• **Page text**:

++++++

Researchers concluded that tigecycline is very active against MRSA, Enterococcus spp. (including vancomycin-resistant Enterococcus spp., or VRE) and Enterobacteriaceae, including extended-spectrum ß-lactamase producers. In particular, the study found that the glycylcycline displays activity against S. maltophilia (69.1% susceptibility) and Acinetobacter spp (91.7% susceptibility), but is not as effective against P. aeruoginosa (2.1% susceptibility). They further concluded that based upon the susceptibility profile of a wide range of pathogens, as well as its activity in comparison to other antibiotic therapies, the novel antibiotic appears to be a promising agent against many pathogens isolated from ICUs.

“In addition, tigecycline was shown to be effective in treatment of patients with resistant gram-negative bacteria, such as E. coli and Klebsiella,” concluded Dr. Low.

++++++

• **Data under study**:
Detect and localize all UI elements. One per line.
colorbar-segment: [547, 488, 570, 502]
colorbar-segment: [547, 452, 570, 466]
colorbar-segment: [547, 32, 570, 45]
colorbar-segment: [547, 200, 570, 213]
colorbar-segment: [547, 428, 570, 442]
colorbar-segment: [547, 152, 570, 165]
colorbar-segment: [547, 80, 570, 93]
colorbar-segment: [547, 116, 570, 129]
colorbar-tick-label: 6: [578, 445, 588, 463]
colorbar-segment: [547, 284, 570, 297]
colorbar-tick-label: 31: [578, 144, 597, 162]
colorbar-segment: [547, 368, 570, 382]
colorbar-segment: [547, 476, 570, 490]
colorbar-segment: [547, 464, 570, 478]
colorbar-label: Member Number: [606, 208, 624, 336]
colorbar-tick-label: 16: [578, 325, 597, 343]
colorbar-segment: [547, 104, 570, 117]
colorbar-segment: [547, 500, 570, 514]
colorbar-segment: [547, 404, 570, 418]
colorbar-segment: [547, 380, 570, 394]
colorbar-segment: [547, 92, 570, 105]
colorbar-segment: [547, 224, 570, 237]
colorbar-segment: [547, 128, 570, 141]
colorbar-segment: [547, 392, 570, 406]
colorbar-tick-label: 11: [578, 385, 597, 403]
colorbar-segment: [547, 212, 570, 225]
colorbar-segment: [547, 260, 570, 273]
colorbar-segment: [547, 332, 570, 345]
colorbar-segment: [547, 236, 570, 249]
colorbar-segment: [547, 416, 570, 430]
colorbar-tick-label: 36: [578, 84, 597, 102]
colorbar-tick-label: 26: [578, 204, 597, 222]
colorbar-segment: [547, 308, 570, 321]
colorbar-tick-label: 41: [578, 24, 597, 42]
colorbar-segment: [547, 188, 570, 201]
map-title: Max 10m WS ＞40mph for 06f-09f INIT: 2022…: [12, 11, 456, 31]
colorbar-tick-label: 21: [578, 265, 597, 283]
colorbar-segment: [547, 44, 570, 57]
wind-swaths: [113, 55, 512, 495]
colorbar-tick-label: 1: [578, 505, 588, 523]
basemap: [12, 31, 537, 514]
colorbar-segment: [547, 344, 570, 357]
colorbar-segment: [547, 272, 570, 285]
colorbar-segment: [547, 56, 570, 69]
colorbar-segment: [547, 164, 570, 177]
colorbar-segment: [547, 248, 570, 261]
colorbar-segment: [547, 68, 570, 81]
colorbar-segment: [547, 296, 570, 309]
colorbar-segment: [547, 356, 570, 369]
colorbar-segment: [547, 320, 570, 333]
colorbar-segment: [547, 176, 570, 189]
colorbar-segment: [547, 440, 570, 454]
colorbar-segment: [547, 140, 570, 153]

++++++

• **Requirement 1**: Please duplicate the part of the tigecycline passage from "Researchers concluded that" to "isolated from ICUs.".
• **Requirement 2**: In the tigecycline passage, what susceptibility percentage did tigecycline show against Acinetobacter spp.?
• **Requirement 3**: List every organism in the tigecycline passage that has a susceptibility percentage, along with that percentage.
Use only the tigecycline passage to complete these.

• **Your solution 1**:
Researchers concluded that tigecycline is very active against MRSA, Enterococcus spp. (including vancomycin-resistant Enterococcus spp., or VRE) and Enterobacteriaceae, including extended-spectrum ß-lactamase producers. In particular, the study found that the glycylcycline displays activity against S. maltophilia (69.1% susceptibility) and Acinetobacter spp (91.7% susceptibility), but is not as effective against P. aeruoginosa (2.1% susceptibility). They further concluded that based upon the susceptibility profile of a wide range of pathogens, as well as its activity in comparison to other antibiotic therapies, the novel antibiotic appears to be a promising agent against many pathogens isolated from ICUs.

• **Your solution 2**: 91.7%

• **Your solution 3**:
S. maltophilia: 69.1%
Acinetobacter spp: 91.7%
P. aeruoginosa: 2.1%